Task brief: The records that follow are to be repeated without alteration.

Records shown:
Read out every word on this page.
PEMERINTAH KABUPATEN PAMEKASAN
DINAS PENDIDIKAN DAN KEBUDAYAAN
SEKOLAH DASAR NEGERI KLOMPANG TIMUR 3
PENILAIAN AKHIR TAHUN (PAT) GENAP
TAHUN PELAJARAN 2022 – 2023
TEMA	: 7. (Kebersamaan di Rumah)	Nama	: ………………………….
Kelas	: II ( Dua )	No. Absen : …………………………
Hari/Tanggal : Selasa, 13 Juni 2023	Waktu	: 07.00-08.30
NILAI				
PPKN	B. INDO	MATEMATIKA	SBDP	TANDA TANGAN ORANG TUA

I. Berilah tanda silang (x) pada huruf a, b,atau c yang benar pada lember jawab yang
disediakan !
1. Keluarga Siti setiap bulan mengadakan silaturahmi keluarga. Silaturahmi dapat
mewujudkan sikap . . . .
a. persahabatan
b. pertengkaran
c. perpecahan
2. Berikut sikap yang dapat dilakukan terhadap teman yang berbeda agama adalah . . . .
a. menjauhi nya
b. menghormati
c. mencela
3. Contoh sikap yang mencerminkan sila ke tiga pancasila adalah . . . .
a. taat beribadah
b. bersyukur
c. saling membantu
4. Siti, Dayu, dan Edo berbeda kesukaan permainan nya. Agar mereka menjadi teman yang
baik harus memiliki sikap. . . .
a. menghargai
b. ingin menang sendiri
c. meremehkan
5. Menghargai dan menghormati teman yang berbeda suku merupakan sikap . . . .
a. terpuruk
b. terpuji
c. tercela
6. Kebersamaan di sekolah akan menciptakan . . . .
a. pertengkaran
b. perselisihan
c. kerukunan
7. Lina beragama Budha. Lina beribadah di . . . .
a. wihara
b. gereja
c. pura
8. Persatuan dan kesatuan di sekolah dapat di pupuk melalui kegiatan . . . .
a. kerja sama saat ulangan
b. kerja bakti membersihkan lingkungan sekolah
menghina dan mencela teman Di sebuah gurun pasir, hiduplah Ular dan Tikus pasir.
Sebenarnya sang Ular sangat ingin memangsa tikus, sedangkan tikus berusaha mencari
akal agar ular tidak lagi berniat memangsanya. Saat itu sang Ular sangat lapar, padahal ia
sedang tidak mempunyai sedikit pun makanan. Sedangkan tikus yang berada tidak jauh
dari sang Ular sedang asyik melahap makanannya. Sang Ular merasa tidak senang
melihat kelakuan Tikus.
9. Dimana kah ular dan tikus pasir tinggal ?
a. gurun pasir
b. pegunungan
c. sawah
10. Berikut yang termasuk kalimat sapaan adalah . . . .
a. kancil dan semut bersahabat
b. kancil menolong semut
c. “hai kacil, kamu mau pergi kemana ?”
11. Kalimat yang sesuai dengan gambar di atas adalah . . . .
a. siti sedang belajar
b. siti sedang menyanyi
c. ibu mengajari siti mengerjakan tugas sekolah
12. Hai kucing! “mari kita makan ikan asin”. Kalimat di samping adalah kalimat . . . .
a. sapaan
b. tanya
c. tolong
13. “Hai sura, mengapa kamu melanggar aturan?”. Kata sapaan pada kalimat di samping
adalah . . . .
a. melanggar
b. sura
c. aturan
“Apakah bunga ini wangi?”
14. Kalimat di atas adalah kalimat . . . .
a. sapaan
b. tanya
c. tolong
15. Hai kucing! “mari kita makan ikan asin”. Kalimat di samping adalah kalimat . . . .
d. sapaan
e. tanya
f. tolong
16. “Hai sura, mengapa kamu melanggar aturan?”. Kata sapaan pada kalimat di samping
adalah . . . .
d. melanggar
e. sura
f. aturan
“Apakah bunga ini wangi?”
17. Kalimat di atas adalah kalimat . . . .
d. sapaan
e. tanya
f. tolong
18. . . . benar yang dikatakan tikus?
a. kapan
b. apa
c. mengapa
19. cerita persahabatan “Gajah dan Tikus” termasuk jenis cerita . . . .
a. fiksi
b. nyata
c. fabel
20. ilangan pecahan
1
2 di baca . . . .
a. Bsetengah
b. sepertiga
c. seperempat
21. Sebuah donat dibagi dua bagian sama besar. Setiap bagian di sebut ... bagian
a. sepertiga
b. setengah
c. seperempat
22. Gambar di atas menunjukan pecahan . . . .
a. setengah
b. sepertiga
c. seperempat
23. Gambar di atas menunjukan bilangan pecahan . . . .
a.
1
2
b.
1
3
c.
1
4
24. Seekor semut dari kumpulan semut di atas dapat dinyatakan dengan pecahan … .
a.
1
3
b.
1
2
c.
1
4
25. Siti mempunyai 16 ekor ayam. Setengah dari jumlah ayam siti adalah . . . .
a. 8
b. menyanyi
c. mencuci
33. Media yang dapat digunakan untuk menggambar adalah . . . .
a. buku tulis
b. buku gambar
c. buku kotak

Answer for this exercise:
Read out every word on this page.
PEMERINTAH KABUPATEN PAMEKASAN
DINAS PENDIDIKAN DAN KEBUDAYAAN
SEKOLAH DASAR NEGERI KLOMPANG TIMUR 3
PENILAIAN AKHIR TAHUN (PAT) GENAP
TAHUN PELAJARAN 2022 – 2023
TEMA	: 7. (Kebersamaan di Rumah)	Nama	: ………………………….
Kelas	: II ( Dua )	No. Absen : …………………………
Hari/Tanggal : Selasa, 13 Juni 2023	Waktu	: 07.00-08.30
NILAI				
PPKN	B. INDO	MATEMATIKA	SBDP	TANDA TANGAN ORANG TUA

I. Berilah tanda silang (x) pada huruf a, b,atau c yang benar pada lember jawab yang
disediakan !
1. Keluarga Siti setiap bulan mengadakan silaturahmi keluarga. Silaturahmi dapat
mewujudkan sikap . . . .
a. persahabatan
b. pertengkaran
c. perpecahan
2. Berikut sikap yang dapat dilakukan terhadap teman yang berbeda agama adalah . . . .
a. menjauhi nya
b. menghormati
c. mencela
3. Contoh sikap yang mencerminkan sila ke tiga pancasila adalah . . . .
a. taat beribadah
b. bersyukur
c. saling membantu
4. Siti, Dayu, dan Edo berbeda kesukaan permainan nya. Agar mereka menjadi teman yang
baik harus memiliki sikap. . . .
a. menghargai
b. ingin menang sendiri
c. meremehkan
5. Menghargai dan menghormati teman yang berbeda suku merupakan sikap . . . .
a. terpuruk
b. terpuji
c. tercela
6. Kebersamaan di sekolah akan menciptakan . . . .
a. pertengkaran
b. perselisihan
c. kerukunan
7. Lina beragama Budha. Lina beribadah di . . . .
a. wihara
b. gereja
c. pura
8. Persatuan dan kesatuan di sekolah dapat di pupuk melalui kegiatan . . . .
a. kerja sama saat ulangan
b. kerja bakti membersihkan lingkungan sekolah
menghina dan mencela teman Di sebuah gurun pasir, hiduplah Ular dan Tikus pasir.
Sebenarnya sang Ular sangat ingin memangsa tikus, sedangkan tikus berusaha mencari
akal agar ular tidak lagi berniat memangsanya. Saat itu sang Ular sangat lapar, padahal ia
sedang tidak mempunyai sedikit pun makanan. Sedangkan tikus yang berada tidak jauh
dari sang Ular sedang asyik melahap makanannya. Sang Ular merasa tidak senang
melihat kelakuan Tikus.
9. Dimana kah ular dan tikus pasir tinggal ?
a. gurun pasir
b. pegunungan
c. sawah
10. Berikut yang termasuk kalimat sapaan adalah . . . .
a. kancil dan semut bersahabat
b. kancil menolong semut
c. “hai kacil, kamu mau pergi kemana ?”
11. Kalimat yang sesuai dengan gambar di atas adalah . . . .
a. siti sedang belajar
b. siti sedang menyanyi
c. ibu mengajari siti mengerjakan tugas sekolah
12. Hai kucing! “mari kita makan ikan asin”. Kalimat di samping adalah kalimat . . . .
a. sapaan
b. tanya
c. tolong
13. “Hai sura, mengapa kamu melanggar aturan?”. Kata sapaan pada kalimat di samping
adalah . . . .
a. melanggar
b. sura
c. aturan
“Apakah bunga ini wangi?”
14. Kalimat di atas adalah kalimat . . . .
a. sapaan
b. tanya
c. tolong
15. Hai kucing! “mari kita makan ikan asin”. Kalimat di samping adalah kalimat . . . .
d. sapaan
e. tanya
f. tolong
16. “Hai sura, mengapa kamu melanggar aturan?”. Kata sapaan pada kalimat di samping
adalah . . . .
d. melanggar
e. sura
f. aturan
“Apakah bunga ini wangi?”
17. Kalimat di atas adalah kalimat . . . .
d. sapaan
e. tanya
f. tolong
18. . . . benar yang dikatakan tikus?
a. kapan
b. apa
c. mengapa
19. cerita persahabatan “Gajah dan Tikus” termasuk jenis cerita . . . .
a. fiksi
b. nyata
c. fabel
20. ilangan pecahan
1
2 di baca . . . .
a. Bsetengah
b. sepertiga
c. seperempat
21. Sebuah donat dibagi dua bagian sama besar. Setiap bagian di sebut ... bagian
a. sepertiga
b. setengah
c. seperempat
22. Gambar di atas menunjukan pecahan . . . .
a. setengah
b. sepertiga
c. seperempat
23. Gambar di atas menunjukan bilangan pecahan . . . .
a.
1
2
b.
1
3
c.
1
4
24. Seekor semut dari kumpulan semut di atas dapat dinyatakan dengan pecahan … .
a.
1
3
b.
1
2
c.
1
4
25. Siti mempunyai 16 ekor ayam. Setengah dari jumlah ayam siti adalah . . . .
a. 8
b. menyanyi
c. mencuci
33. Media yang dapat digunakan untuk menggambar adalah . . . .
a. buku tulis
b. buku gambar
c. buku kotak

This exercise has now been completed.